• _Records contained in a dataset_
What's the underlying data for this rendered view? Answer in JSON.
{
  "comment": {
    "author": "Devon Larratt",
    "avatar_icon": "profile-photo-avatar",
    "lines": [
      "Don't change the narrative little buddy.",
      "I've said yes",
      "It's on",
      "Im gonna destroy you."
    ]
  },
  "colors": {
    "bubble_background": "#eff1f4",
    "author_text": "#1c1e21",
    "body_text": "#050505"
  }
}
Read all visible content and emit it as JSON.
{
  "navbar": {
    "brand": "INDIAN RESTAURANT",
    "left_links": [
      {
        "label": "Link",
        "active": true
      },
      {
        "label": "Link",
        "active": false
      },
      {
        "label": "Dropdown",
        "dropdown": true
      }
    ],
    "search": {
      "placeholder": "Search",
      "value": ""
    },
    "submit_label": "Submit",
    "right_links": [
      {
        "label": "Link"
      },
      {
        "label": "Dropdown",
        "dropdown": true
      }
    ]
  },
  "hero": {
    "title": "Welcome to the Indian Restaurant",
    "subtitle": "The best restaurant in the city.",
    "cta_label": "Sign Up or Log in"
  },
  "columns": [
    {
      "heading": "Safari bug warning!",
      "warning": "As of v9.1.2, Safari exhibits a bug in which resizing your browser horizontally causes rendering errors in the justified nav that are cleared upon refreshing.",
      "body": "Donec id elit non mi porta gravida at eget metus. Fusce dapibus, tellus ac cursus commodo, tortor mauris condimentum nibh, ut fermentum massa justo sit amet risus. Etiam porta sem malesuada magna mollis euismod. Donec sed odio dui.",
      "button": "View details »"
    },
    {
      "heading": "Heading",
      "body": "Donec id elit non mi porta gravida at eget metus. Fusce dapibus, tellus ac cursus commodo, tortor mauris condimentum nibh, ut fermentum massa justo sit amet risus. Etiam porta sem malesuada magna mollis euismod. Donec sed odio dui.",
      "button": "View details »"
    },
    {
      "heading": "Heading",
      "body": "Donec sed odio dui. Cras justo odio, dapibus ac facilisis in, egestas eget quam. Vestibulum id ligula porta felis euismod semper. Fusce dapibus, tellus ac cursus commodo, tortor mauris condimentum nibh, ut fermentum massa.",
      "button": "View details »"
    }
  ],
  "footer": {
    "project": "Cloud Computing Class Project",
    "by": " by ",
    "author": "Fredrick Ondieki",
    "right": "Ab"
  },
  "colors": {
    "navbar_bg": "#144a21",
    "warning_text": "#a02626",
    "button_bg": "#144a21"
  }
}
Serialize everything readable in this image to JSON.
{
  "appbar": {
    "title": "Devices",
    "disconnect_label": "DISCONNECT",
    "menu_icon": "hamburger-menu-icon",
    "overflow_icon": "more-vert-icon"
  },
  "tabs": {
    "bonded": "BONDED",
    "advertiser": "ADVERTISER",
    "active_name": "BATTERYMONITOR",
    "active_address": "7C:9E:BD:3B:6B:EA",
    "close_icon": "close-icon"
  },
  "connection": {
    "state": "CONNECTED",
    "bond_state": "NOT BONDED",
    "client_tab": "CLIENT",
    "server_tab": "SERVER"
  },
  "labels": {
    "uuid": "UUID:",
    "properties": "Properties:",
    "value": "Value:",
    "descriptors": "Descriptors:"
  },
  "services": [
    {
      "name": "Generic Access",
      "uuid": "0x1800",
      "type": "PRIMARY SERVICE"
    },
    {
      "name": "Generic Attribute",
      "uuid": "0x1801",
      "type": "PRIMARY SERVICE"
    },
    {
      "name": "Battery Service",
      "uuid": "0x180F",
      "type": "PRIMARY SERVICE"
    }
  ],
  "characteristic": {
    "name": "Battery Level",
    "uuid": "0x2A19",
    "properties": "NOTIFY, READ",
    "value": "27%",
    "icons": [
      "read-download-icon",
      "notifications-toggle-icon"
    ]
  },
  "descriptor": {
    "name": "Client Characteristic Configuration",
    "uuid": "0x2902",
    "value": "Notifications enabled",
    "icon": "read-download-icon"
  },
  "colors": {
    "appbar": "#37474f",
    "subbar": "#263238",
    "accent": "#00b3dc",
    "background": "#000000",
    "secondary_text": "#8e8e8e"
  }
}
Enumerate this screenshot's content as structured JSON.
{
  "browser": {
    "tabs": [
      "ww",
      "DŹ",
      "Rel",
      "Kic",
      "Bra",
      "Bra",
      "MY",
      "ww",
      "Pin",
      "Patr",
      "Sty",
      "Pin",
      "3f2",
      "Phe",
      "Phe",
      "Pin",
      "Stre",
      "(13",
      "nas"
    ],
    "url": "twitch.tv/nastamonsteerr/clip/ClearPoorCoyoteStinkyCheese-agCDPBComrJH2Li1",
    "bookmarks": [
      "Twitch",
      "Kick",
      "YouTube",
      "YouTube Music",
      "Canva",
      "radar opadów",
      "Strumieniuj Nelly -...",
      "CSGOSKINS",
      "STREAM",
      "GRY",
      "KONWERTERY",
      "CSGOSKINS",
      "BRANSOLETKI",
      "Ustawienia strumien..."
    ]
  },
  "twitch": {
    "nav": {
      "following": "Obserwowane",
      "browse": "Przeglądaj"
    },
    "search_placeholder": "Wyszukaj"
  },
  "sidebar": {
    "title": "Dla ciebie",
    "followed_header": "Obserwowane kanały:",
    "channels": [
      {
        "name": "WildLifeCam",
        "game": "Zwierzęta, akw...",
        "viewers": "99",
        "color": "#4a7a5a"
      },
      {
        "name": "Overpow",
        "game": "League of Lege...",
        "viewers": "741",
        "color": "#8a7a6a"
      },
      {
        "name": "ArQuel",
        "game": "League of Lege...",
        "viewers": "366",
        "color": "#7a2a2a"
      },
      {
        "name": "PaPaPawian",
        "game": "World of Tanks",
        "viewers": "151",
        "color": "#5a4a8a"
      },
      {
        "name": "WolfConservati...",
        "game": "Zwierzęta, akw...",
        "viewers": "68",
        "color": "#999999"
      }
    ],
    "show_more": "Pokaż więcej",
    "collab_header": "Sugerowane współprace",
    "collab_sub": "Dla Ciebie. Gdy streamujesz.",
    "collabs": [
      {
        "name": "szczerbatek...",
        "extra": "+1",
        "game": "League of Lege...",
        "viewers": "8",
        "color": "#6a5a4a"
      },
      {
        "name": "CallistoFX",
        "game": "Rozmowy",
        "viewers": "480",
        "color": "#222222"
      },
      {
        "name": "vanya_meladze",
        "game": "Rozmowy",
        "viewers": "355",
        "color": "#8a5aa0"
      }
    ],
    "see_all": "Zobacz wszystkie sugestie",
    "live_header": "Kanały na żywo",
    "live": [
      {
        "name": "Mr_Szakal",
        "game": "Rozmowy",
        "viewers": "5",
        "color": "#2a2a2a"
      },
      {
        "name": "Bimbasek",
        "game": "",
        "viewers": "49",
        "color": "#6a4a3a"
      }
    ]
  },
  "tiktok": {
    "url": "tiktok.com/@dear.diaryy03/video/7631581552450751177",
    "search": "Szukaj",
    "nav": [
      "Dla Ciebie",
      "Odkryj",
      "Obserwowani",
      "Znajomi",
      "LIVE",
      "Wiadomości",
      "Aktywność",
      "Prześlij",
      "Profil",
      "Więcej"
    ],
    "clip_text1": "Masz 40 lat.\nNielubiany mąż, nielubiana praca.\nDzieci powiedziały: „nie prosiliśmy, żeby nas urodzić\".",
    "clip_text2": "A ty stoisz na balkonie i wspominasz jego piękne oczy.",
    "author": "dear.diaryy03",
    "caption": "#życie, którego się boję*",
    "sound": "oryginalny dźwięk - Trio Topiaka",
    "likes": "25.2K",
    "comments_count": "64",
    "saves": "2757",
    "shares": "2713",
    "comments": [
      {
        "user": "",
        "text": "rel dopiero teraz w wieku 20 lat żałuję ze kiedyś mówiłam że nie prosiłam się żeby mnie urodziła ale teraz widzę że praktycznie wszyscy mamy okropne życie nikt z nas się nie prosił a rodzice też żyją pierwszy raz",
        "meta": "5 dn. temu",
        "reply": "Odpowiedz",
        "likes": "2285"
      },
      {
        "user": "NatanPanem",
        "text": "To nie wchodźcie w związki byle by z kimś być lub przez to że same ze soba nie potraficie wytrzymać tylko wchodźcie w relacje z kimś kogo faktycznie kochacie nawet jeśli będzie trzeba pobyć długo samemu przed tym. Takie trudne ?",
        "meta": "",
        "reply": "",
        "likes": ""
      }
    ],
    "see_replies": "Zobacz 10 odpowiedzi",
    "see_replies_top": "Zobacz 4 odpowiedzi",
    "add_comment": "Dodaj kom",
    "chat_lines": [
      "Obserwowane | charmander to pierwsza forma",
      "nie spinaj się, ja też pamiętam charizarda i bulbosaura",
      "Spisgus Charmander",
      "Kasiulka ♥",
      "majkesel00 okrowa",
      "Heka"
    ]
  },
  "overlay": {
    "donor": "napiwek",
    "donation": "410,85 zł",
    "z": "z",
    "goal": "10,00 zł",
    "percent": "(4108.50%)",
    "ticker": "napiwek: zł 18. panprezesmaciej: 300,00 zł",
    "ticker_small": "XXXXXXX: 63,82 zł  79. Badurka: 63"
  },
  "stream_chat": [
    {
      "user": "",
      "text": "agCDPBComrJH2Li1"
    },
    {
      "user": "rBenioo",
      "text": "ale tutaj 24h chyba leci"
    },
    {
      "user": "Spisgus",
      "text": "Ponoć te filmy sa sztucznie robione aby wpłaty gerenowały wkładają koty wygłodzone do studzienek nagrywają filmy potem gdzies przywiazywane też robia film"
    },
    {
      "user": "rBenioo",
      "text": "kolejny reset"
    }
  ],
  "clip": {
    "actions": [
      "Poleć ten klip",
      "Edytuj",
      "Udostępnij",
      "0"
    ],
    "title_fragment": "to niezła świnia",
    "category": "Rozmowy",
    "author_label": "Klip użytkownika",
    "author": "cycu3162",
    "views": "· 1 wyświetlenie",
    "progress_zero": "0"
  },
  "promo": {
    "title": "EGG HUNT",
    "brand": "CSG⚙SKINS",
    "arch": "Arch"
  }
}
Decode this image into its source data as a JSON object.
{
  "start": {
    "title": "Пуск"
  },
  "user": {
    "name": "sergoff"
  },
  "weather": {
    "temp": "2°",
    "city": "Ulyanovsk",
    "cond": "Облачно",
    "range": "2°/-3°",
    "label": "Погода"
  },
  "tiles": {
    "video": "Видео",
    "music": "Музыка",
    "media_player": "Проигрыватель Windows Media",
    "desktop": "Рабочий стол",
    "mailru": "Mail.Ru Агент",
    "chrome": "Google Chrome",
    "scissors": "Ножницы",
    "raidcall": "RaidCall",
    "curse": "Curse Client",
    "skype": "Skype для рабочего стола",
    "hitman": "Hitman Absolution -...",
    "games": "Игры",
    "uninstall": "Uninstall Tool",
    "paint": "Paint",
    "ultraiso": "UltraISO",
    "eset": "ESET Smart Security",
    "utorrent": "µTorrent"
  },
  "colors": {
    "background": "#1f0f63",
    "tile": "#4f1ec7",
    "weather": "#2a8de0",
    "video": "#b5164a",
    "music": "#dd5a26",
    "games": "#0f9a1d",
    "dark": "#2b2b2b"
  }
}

• _AIM_
Exactly and only the lines from the one containing "Decode this image" through the end of the material are to be reproduced, both ends included.

• _TASK SOLUTION_
Decode this image into its source data as a JSON object.
{
  "start": {
    "title": "Пуск"
  },
  "user": {
    "name": "sergoff"
  },
  "weather": {
    "temp": "2°",
    "city": "Ulyanovsk",
    "cond": "Облачно",
    "range": "2°/-3°",
    "label": "Погода"
  },
  "tiles": {
    "video": "Видео",
    "music": "Музыка",
    "media_player": "Проигрыватель Windows Media",
    "desktop": "Рабочий стол",
    "mailru": "Mail.Ru Агент",
    "chrome": "Google Chrome",
    "scissors": "Ножницы",
    "raidcall": "RaidCall",
    "curse": "Curse Client",
    "skype": "Skype для рабочего стола",
    "hitman": "Hitman Absolution -...",
    "games": "Игры",
    "uninstall": "Uninstall Tool",
    "paint": "Paint",
    "ultraiso": "UltraISO",
    "eset": "ESET Smart Security",
    "utorrent": "µTorrent"
  },
  "colors": {
    "background": "#1f0f63",
    "tile": "#4f1ec7",
    "weather": "#2a8de0",
    "video": "#b5164a",
    "music": "#dd5a26",
    "games": "#0f9a1d",
    "dark": "#2b2b2b"
  }
}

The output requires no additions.